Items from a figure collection
----------
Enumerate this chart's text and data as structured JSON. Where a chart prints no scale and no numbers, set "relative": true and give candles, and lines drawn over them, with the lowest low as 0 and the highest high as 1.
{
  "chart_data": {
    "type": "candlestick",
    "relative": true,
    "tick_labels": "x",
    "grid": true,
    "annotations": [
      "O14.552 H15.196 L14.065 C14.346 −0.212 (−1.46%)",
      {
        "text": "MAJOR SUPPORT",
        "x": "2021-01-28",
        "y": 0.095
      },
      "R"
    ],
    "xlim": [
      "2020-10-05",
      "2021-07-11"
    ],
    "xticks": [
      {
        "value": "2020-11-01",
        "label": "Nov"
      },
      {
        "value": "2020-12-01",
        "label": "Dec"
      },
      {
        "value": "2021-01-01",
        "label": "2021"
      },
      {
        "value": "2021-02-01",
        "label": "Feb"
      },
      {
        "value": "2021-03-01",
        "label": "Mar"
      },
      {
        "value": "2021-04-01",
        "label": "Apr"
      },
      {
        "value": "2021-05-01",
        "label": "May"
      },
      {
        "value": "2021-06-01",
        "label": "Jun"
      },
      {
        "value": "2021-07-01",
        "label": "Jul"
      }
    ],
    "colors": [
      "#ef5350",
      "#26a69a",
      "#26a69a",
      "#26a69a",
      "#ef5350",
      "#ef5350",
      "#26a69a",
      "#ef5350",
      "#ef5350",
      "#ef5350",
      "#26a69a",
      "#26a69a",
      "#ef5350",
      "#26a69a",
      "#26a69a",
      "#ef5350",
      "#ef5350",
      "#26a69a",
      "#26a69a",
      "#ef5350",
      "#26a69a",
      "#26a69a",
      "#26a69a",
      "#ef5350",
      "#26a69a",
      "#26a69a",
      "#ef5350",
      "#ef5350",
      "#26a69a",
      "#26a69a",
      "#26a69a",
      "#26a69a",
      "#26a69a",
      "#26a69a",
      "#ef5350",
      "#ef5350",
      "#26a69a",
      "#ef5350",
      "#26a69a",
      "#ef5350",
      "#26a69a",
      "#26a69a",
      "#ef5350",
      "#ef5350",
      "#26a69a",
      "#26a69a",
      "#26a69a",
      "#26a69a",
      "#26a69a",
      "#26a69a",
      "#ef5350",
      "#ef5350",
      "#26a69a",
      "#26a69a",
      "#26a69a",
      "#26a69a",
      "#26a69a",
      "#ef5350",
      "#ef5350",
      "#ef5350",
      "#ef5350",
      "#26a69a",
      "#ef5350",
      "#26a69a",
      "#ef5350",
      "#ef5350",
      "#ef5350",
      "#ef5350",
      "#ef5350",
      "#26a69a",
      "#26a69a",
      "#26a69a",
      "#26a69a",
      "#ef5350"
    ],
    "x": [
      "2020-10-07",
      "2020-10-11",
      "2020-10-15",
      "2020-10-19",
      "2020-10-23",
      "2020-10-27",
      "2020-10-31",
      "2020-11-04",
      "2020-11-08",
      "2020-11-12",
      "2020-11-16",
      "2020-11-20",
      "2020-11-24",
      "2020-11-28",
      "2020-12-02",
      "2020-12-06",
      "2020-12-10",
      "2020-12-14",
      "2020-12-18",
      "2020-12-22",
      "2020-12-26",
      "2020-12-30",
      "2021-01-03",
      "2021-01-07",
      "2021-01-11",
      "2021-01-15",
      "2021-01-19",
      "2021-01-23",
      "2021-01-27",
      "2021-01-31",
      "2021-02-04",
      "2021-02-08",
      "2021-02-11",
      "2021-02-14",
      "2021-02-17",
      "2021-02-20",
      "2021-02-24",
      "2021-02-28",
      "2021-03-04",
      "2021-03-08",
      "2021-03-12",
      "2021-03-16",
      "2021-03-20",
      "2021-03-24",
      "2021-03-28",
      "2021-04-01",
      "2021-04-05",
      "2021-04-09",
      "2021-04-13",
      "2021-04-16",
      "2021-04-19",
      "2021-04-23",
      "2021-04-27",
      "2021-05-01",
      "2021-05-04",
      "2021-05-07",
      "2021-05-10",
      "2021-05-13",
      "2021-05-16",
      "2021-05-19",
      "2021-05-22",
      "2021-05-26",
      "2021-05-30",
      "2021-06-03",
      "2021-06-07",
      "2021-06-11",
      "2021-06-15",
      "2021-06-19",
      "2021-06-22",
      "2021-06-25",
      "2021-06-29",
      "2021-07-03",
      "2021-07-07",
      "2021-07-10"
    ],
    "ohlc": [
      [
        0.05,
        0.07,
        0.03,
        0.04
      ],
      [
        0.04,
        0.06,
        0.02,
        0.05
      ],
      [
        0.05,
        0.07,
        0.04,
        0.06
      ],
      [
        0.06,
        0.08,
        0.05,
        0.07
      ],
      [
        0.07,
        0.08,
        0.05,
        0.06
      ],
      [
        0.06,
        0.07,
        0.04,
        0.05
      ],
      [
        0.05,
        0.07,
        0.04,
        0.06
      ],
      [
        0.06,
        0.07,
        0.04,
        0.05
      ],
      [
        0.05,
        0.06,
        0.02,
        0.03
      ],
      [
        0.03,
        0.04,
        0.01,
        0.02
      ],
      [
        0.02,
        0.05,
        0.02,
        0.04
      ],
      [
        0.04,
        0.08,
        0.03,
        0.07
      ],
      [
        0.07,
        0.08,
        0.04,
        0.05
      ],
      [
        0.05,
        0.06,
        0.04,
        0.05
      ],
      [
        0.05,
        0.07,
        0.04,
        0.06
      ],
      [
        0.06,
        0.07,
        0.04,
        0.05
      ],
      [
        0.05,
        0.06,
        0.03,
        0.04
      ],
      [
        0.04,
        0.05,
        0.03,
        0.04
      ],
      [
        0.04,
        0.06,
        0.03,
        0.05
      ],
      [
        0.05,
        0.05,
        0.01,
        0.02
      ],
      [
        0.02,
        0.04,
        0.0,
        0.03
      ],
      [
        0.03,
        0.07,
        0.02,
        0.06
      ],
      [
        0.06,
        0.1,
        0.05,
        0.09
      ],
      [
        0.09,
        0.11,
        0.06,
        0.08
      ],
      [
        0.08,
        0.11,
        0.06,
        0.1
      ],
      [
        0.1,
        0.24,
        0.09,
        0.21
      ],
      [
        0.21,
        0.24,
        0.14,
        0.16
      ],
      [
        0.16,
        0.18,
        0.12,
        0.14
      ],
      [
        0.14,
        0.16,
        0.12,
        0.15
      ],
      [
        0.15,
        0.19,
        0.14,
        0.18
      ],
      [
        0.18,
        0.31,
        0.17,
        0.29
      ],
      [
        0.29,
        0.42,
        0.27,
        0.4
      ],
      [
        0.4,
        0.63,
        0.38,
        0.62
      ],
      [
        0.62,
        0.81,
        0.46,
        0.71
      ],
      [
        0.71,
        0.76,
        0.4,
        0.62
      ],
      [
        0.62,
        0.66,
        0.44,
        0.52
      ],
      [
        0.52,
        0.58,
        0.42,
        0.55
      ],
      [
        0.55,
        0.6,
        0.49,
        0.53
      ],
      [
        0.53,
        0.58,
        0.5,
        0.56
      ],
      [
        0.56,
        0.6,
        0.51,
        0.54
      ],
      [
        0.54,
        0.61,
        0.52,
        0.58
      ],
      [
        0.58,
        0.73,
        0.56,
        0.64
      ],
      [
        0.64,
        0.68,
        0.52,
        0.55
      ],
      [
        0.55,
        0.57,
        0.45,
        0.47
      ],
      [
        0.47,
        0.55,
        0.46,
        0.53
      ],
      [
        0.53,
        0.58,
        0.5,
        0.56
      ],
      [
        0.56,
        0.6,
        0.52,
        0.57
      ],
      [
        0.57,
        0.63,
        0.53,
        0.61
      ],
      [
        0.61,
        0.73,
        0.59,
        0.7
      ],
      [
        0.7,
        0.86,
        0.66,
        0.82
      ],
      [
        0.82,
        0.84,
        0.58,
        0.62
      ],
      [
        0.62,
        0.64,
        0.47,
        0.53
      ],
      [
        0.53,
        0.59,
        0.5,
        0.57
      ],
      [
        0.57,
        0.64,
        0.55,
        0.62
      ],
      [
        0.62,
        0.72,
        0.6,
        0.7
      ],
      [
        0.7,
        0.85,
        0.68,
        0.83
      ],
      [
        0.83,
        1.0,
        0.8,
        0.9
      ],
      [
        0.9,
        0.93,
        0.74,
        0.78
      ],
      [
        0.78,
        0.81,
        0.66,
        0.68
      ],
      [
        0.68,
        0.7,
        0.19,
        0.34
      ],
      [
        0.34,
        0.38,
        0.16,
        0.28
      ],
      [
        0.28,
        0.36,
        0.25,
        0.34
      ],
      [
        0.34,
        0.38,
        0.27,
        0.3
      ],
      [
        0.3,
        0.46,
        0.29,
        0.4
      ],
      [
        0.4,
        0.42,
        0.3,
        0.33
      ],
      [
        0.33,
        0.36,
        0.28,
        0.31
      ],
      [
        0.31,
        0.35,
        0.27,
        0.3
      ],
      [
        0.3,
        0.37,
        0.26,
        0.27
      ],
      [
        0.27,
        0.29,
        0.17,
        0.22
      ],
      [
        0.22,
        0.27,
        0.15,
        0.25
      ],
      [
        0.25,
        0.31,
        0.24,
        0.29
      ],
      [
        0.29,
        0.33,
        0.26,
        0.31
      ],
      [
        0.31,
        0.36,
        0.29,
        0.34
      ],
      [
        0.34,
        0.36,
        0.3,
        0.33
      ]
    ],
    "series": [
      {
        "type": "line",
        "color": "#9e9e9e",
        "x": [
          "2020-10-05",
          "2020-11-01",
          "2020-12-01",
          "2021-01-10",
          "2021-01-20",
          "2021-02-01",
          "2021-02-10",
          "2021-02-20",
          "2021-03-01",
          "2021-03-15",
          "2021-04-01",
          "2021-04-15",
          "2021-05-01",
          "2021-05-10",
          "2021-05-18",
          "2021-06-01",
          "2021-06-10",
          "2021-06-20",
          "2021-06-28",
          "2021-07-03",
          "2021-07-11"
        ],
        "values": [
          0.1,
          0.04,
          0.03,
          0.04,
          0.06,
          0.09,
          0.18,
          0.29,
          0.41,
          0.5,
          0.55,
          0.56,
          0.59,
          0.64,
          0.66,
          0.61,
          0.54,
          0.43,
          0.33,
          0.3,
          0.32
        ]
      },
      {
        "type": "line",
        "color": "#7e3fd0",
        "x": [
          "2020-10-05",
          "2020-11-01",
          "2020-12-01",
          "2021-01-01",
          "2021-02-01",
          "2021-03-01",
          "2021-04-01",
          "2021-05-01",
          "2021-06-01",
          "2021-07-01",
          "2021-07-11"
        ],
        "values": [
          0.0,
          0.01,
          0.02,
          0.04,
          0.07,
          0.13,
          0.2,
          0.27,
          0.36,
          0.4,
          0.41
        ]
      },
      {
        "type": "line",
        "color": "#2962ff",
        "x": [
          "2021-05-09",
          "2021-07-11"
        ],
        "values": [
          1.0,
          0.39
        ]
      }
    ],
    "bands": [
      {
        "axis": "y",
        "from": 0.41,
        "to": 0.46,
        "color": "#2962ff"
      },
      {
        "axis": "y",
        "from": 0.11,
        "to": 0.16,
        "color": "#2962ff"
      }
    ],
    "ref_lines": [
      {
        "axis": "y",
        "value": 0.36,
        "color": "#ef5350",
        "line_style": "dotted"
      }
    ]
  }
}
----------
What this task involves >>
Return each full line of the entries that contains the word "text".

The result >>
Enumerate this chart's text and data as structured JSON. Where a chart prints no scale and no numbers, set "relative": true and give candles, and lines drawn over them, with the lowest low as 0 and the highest high as 1.
        "text": "MAJOR SUPPORT",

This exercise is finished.